> [What is required]
Reply with only the number of lines that contain the string "this".

> [Extracts from a graphics dataset]
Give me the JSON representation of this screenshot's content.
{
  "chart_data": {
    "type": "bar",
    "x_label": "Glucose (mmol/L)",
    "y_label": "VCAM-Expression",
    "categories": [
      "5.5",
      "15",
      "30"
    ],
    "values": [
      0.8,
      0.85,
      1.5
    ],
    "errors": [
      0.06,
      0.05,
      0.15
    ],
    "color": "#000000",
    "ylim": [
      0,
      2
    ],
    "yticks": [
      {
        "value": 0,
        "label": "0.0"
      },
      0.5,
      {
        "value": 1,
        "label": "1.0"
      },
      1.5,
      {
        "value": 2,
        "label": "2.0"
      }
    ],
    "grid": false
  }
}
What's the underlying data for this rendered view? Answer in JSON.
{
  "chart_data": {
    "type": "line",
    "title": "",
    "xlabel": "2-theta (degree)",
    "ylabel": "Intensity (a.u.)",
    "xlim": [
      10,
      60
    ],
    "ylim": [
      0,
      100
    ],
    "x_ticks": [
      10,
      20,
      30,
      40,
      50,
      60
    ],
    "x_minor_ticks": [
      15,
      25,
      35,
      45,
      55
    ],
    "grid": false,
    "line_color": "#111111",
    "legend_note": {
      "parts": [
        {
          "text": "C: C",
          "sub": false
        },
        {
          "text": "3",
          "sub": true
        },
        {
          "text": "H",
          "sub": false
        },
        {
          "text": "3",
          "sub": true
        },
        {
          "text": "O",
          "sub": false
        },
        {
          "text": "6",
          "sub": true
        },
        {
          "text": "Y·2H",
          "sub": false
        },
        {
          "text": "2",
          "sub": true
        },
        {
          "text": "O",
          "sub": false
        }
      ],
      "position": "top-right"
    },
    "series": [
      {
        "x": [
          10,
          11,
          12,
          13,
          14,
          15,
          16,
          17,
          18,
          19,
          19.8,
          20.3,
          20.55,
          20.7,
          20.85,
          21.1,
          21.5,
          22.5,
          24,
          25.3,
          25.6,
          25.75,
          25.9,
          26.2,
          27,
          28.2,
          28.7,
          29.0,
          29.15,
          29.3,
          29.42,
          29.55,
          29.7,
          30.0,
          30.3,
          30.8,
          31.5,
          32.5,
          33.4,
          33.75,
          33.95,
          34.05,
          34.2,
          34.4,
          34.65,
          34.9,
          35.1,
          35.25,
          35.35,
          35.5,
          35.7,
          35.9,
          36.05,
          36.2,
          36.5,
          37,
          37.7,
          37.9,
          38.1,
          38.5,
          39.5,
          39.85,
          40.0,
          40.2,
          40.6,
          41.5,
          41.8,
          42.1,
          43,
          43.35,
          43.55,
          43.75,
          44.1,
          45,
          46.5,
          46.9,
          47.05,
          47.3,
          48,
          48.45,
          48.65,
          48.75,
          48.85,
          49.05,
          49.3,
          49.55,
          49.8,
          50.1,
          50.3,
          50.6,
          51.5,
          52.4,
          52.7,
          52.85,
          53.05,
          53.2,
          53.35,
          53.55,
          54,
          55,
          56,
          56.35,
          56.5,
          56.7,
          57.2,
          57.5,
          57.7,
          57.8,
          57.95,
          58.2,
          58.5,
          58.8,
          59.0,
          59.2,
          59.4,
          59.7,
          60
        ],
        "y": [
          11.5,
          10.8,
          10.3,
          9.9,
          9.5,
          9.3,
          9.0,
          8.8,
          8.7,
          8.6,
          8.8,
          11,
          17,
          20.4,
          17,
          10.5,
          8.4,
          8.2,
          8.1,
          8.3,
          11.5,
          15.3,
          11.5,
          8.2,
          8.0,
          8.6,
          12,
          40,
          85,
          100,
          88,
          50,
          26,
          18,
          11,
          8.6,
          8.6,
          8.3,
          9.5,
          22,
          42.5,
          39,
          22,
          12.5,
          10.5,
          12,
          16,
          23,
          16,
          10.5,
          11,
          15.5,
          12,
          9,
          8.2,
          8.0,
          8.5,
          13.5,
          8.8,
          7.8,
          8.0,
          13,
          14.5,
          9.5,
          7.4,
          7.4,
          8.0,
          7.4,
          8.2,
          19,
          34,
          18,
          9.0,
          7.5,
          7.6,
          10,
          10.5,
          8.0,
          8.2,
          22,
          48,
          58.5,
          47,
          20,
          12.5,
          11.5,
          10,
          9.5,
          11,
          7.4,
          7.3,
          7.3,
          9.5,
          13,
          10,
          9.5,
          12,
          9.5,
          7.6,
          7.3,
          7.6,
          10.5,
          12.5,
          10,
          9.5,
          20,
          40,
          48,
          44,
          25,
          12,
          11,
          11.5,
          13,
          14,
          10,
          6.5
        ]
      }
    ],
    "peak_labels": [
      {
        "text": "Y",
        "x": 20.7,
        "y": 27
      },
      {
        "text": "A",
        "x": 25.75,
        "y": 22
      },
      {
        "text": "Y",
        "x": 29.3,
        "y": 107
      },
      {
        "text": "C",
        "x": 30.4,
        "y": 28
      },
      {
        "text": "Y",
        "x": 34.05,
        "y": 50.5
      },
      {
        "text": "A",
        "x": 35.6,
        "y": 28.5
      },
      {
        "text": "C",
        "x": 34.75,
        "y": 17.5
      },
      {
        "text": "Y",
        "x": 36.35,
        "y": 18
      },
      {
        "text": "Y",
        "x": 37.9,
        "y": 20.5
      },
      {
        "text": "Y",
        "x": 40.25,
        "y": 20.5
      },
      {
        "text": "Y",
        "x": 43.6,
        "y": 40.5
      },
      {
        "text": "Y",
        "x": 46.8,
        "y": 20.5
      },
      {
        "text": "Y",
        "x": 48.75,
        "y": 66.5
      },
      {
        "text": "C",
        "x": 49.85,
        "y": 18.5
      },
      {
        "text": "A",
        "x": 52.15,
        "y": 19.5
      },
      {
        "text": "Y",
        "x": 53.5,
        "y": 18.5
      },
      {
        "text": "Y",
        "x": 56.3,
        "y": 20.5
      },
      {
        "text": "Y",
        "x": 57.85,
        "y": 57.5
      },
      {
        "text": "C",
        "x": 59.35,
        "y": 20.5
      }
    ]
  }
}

> [Result below]
2